**Provided passage:**
====

- Born: 6 August 1934 Shangyu County, Zhejiang, China
- Died: 23 November 2023 (aged 89) Beijing, China
- Education: Shanghai Jiao Tong University
- Spouse: Zhang Beilian
- Scientific career
- Fields: Materials science
- Workplaces: Beijing Institute of Aeronautical Materials

Chinese name
- Simplified Chinese: 曹春晓
- Traditional Chinese: 曹春曉

Standard Mandarin
- Hanyu Pinyin: Cáo Chūnxiǎo

= Cao Chunxiao =

Chinese materials scientist (1934–2023)

Cao Chunxiao (曹春晓; 6 August 1934 – 23 November 2023) was a Chinese materials scientist, and an academician of the Chinese Academy of Sciences. Cao is best known for developing the first aircraft engine in China equipped with titanium alloy blades. Cao was a member of the Chinese Communist Party (CCP).

====

**Material supplied:**

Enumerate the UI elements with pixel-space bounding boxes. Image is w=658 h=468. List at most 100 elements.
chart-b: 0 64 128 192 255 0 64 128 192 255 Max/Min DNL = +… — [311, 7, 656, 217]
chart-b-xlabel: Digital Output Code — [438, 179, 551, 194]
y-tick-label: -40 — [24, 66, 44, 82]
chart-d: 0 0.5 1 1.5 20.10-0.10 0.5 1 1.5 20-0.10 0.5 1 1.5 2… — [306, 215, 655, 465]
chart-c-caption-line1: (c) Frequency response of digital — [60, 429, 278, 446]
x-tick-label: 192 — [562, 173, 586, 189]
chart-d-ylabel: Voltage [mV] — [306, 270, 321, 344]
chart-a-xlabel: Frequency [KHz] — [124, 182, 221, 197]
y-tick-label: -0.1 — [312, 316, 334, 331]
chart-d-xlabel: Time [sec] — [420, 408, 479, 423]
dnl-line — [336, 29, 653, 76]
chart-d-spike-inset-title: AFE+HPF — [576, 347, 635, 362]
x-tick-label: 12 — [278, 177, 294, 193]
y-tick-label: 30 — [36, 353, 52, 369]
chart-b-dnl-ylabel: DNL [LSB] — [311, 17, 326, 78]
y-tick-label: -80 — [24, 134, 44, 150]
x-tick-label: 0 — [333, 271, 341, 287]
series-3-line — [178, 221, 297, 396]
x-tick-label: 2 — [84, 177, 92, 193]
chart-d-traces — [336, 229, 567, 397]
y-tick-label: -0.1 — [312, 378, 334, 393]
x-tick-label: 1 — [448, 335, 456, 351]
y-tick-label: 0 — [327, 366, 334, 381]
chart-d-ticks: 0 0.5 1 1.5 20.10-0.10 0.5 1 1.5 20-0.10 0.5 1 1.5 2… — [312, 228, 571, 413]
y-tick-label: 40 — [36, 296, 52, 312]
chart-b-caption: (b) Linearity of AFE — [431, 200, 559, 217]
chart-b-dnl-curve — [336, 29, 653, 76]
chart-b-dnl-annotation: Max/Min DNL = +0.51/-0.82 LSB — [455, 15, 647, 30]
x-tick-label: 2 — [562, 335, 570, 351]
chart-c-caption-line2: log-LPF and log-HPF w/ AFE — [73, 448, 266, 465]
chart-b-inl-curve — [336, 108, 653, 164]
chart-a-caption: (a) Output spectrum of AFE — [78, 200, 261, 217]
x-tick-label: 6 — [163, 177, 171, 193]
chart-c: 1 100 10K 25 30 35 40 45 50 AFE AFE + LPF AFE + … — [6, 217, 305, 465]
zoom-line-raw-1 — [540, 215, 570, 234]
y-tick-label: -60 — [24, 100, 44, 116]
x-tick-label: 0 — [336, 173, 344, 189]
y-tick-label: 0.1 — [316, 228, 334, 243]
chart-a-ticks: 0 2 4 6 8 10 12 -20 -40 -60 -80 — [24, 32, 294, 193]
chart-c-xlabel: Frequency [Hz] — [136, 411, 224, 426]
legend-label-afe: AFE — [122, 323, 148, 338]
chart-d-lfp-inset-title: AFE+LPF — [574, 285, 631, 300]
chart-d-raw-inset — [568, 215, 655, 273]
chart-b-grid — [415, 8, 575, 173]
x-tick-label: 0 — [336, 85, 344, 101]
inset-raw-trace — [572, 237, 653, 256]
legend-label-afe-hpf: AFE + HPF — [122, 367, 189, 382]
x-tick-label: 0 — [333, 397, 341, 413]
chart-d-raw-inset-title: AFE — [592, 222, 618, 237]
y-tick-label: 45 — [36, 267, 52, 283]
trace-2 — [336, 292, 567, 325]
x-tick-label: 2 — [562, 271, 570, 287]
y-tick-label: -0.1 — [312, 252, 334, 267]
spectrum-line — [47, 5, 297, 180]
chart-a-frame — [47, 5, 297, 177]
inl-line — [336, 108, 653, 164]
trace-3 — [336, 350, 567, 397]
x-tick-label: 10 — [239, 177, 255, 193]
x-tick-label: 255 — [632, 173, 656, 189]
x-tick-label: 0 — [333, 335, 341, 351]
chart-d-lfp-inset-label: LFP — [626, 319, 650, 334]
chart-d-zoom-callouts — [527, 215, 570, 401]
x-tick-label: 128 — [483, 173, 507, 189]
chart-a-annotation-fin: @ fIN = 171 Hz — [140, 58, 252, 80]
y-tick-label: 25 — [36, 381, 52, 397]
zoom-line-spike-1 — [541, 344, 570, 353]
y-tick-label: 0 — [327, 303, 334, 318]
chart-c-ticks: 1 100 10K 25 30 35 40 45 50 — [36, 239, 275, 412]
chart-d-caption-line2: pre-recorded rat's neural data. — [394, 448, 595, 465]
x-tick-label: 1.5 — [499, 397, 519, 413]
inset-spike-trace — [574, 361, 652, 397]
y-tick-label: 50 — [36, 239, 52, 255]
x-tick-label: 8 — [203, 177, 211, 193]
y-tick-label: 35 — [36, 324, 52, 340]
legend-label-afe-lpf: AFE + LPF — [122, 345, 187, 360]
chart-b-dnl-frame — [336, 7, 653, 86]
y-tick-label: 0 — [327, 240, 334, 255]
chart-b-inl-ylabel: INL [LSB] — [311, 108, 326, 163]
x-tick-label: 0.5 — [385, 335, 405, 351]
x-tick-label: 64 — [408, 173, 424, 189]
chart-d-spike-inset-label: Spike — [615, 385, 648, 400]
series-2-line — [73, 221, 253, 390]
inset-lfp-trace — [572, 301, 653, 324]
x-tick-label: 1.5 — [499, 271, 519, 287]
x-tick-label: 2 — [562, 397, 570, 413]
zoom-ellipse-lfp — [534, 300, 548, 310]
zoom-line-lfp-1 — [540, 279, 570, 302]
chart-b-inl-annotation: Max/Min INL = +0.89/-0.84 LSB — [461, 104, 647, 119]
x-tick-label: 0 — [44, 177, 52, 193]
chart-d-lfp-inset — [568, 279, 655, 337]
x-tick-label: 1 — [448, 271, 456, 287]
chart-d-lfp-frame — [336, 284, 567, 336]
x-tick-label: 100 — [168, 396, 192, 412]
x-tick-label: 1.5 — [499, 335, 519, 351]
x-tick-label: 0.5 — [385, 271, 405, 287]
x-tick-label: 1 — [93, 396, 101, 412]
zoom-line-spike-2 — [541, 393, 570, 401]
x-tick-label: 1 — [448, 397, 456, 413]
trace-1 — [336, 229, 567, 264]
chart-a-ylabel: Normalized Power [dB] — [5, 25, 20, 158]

====

**The tasks:**
#1 In the Cao Chunxiao biography, what did the first Chinese aircraft engine he developed come equipped with?
#2 List every organization or institution named in the Cao Chunxiao biography.

**Solution list:**
#1 Titanium alloy blades.

#2
- Shanghai Jiao Tong University
- Beijing Institute of Aeronautical Materials
- Chinese Academy of Sciences
- Chinese Communist Party (CCP)